* BEGIN DATA ENTRIES *

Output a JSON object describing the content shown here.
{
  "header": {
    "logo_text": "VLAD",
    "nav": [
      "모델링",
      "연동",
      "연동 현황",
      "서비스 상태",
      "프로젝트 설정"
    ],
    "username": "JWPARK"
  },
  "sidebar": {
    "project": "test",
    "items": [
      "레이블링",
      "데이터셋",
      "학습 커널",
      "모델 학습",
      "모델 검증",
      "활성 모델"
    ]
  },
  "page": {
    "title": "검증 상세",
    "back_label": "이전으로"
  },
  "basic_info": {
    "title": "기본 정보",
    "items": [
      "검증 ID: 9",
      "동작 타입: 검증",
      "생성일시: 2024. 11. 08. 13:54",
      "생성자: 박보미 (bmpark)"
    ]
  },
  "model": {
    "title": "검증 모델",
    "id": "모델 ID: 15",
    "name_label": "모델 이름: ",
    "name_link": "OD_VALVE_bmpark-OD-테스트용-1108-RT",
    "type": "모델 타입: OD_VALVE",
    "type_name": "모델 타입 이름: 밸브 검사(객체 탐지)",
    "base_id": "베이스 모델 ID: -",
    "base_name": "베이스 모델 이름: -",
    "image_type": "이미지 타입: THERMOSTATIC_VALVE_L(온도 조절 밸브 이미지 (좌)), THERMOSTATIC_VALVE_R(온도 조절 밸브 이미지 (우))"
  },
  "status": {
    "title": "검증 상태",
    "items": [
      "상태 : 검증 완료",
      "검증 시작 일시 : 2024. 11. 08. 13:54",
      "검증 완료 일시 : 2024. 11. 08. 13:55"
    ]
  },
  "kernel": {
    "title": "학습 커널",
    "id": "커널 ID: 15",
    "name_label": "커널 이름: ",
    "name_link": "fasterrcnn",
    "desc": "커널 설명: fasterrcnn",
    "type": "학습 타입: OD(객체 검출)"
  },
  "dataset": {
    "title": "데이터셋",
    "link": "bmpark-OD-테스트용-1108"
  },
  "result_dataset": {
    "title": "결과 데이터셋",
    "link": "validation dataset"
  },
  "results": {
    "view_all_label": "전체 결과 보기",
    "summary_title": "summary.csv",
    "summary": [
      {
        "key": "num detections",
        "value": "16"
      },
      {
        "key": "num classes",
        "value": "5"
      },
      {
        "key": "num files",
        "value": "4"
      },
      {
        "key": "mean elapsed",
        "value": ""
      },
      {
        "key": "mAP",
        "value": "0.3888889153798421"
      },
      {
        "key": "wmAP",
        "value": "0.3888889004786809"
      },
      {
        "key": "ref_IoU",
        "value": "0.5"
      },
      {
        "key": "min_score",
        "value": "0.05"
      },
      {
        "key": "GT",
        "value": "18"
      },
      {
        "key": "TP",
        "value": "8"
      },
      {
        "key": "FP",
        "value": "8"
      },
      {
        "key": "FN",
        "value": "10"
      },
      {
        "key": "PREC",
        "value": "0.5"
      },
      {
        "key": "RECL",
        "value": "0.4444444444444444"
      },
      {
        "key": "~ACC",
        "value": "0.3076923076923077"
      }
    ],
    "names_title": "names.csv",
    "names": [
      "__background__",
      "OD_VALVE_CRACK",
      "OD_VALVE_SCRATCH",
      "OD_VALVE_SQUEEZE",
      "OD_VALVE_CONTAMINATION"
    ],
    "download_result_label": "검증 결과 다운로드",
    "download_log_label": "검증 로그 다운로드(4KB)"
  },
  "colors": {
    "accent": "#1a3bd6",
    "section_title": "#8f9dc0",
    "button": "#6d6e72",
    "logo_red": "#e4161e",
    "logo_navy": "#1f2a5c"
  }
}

* END DATA ENTRIES *

■ **GOAL**
Transcribe the entire listing above precisely.

■ **WORKED ANSWER**
Output a JSON object describing the content shown here.
{
  "header": {
    "logo_text": "VLAD",
    "nav": [
      "모델링",
      "연동",
      "연동 현황",
      "서비스 상태",
      "프로젝트 설정"
    ],
    "username": "JWPARK"
  },
  "sidebar": {
    "project": "test",
    "items": [
      "레이블링",
      "데이터셋",
      "학습 커널",
      "모델 학습",
      "모델 검증",
      "활성 모델"
    ]
  },
  "page": {
    "title": "검증 상세",
    "back_label": "이전으로"
  },
  "basic_info": {
    "title": "기본 정보",
    "items": [
      "검증 ID: 9",
      "동작 타입: 검증",
      "생성일시: 2024. 11. 08. 13:54",
      "생성자: 박보미 (bmpark)"
    ]
  },
  "model": {
    "title": "검증 모델",
    "id": "모델 ID: 15",
    "name_label": "모델 이름: ",
    "name_link": "OD_VALVE_bmpark-OD-테스트용-1108-RT",
    "type": "모델 타입: OD_VALVE",
    "type_name": "모델 타입 이름: 밸브 검사(객체 탐지)",
    "base_id": "베이스 모델 ID: -",
    "base_name": "베이스 모델 이름: -",
    "image_type": "이미지 타입: THERMOSTATIC_VALVE_L(온도 조절 밸브 이미지 (좌)), THERMOSTATIC_VALVE_R(온도 조절 밸브 이미지 (우))"
  },
  "status": {
    "title": "검증 상태",
    "items": [
      "상태 : 검증 완료",
      "검증 시작 일시 : 2024. 11. 08. 13:54",
      "검증 완료 일시 : 2024. 11. 08. 13:55"
    ]
  },
  "kernel": {
    "title": "학습 커널",
    "id": "커널 ID: 15",
    "name_label": "커널 이름: ",
    "name_link": "fasterrcnn",
    "desc": "커널 설명: fasterrcnn",
    "type": "학습 타입: OD(객체 검출)"
  },
  "dataset": {
    "title": "데이터셋",
    "link": "bmpark-OD-테스트용-1108"
  },
  "result_dataset": {
    "title": "결과 데이터셋",
    "link": "validation dataset"
  },
  "results": {
    "view_all_label": "전체 결과 보기",
    "summary_title": "summary.csv",
    "summary": [
      {
        "key": "num detections",
        "value": "16"
      },
      {
        "key": "num classes",
        "value": "5"
      },
      {
        "key": "num files",
        "value": "4"
      },
      {
        "key": "mean elapsed",
        "value": ""
      },
      {
        "key": "mAP",
        "value": "0.3888889153798421"
      },
      {
        "key": "wmAP",
        "value": "0.3888889004786809"
      },
      {
        "key": "ref_IoU",
        "value": "0.5"
      },
      {
        "key": "min_score",
        "value": "0.05"
      },
      {
        "key": "GT",
        "value": "18"
      },
      {
        "key": "TP",
        "value": "8"
      },
      {
        "key": "FP",
        "value": "8"
      },
      {
        "key": "FN",
        "value": "10"
      },
      {
        "key": "PREC",
        "value": "0.5"
      },
      {
        "key": "RECL",
        "value": "0.4444444444444444"
      },
      {
        "key": "~ACC",
        "value": "0.3076923076923077"
      }
    ],
    "names_title": "names.csv",
    "names": [
      "__background__",
      "OD_VALVE_CRACK",
      "OD_VALVE_SCRATCH",
      "OD_VALVE_SQUEEZE",
      "OD_VALVE_CONTAMINATION"
    ],
    "download_result_label": "검증 결과 다운로드",
    "download_log_label": "검증 로그 다운로드(4KB)"
  },
  "colors": {
    "accent": "#1a3bd6",
    "section_title": "#8f9dc0",
    "button": "#6d6e72",
    "logo_red": "#e4161e",
    "logo_navy": "#1f2a5c"
  }
}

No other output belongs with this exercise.